Written request :: Select every line below containing the word "netapp".

Data excerpts ::
——————————
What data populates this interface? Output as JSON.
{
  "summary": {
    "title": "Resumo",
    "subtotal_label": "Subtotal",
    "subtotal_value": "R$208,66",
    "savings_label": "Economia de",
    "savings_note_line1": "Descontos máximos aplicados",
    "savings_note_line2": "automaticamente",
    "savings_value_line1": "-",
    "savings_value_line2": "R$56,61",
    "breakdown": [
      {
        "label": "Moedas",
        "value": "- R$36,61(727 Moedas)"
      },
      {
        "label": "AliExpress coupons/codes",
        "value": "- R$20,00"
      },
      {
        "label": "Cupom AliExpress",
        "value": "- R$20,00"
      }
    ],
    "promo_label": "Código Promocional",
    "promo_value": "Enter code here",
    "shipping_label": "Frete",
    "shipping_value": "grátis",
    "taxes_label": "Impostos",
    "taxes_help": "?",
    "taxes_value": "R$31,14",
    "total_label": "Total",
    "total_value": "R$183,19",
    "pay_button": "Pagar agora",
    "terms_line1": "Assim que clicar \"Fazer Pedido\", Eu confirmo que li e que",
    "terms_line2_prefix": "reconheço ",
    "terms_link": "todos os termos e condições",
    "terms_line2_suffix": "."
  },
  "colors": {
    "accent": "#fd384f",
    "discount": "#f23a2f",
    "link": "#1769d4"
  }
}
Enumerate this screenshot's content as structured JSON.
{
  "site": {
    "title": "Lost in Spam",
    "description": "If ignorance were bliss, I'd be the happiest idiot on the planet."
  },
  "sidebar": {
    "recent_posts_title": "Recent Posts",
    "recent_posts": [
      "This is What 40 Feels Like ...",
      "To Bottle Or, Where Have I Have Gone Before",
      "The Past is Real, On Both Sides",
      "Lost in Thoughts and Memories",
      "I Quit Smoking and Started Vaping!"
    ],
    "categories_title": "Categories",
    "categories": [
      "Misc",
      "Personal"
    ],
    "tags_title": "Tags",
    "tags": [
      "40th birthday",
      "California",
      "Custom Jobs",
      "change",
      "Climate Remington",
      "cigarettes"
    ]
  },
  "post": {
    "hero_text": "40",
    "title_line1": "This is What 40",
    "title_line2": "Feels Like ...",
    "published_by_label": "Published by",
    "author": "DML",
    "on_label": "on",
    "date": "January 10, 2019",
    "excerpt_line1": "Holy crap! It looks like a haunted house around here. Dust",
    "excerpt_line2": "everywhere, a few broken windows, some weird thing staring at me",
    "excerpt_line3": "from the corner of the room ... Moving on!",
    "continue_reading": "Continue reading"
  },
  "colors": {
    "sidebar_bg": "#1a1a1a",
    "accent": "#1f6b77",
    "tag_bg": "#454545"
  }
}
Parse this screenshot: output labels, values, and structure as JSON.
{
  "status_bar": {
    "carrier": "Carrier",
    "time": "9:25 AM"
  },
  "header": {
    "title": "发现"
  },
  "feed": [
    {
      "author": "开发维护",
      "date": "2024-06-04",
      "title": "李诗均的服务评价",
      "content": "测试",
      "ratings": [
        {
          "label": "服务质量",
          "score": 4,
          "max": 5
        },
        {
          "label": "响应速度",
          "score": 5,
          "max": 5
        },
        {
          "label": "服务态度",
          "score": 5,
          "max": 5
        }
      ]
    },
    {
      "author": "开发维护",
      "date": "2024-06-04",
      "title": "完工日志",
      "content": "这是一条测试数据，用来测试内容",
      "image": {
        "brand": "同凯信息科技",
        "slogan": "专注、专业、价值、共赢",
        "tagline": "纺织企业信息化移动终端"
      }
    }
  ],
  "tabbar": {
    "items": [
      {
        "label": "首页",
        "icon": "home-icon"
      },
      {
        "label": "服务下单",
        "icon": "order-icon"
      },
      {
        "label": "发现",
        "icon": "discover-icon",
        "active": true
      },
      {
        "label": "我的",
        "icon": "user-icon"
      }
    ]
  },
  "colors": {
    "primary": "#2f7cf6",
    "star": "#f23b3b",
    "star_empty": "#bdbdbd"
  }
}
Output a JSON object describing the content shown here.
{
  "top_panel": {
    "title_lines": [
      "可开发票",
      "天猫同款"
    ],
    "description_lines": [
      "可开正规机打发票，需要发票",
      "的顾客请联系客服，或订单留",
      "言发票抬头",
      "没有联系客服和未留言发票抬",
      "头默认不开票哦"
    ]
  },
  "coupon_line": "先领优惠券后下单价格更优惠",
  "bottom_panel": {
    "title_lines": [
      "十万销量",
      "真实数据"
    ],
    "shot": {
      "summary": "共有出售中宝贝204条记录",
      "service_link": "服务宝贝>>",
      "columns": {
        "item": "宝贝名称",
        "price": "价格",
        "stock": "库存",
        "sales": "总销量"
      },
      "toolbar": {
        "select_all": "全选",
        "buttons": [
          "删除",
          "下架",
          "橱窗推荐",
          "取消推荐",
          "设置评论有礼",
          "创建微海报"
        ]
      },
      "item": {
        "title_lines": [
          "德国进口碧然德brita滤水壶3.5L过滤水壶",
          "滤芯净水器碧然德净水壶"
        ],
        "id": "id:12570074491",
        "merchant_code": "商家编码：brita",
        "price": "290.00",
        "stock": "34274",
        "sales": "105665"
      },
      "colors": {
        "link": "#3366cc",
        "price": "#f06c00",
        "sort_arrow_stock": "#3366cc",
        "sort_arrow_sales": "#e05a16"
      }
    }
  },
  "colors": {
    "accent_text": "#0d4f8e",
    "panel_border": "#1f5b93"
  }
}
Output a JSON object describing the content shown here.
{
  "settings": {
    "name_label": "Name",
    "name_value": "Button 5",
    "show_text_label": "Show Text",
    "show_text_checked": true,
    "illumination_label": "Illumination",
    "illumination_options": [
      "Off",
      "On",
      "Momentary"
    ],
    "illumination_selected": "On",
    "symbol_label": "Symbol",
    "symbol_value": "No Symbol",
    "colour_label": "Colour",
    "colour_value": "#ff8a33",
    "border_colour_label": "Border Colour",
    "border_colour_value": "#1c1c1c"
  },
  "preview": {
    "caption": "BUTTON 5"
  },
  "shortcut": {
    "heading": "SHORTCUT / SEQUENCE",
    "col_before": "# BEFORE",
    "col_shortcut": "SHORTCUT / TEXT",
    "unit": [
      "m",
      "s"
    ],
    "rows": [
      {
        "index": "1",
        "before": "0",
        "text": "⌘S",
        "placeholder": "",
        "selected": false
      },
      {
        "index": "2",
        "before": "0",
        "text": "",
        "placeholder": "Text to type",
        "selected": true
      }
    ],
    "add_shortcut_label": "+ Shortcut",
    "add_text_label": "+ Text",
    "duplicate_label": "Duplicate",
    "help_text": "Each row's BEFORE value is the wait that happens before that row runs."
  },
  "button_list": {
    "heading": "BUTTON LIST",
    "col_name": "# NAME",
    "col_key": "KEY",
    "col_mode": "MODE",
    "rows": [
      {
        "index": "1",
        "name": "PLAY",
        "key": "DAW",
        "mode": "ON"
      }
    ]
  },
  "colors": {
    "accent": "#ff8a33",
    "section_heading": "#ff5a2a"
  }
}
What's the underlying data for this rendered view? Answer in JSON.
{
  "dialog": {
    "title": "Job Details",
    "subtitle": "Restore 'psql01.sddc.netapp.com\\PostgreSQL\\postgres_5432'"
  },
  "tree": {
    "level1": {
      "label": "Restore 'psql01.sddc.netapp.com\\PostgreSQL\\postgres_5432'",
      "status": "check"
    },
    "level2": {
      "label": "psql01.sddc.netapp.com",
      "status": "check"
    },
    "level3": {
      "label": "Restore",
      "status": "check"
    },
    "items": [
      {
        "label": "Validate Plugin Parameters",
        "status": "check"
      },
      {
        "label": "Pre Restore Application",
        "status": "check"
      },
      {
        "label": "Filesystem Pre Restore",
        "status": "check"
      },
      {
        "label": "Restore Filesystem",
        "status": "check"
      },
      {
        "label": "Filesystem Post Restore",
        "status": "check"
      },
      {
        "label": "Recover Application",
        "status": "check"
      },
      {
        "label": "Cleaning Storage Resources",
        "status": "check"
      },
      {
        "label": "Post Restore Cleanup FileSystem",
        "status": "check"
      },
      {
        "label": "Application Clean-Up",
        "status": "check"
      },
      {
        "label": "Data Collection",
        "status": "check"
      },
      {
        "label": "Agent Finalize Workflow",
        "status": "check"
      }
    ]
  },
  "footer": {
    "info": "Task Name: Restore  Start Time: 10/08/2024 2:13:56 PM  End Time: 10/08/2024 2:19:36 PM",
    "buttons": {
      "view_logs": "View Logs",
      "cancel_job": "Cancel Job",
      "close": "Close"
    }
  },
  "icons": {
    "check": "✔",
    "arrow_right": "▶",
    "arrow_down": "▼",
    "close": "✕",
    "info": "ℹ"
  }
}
——————————
Exercise answer ::
    "subtitle": "Restore 'psql01.sddc.netapp.com\\PostgreSQL\\postgres_5432'"
      "label": "Restore 'psql01.sddc.netapp.com\\PostgreSQL\\postgres_5432'",
      "label": "psql01.sddc.netapp.com",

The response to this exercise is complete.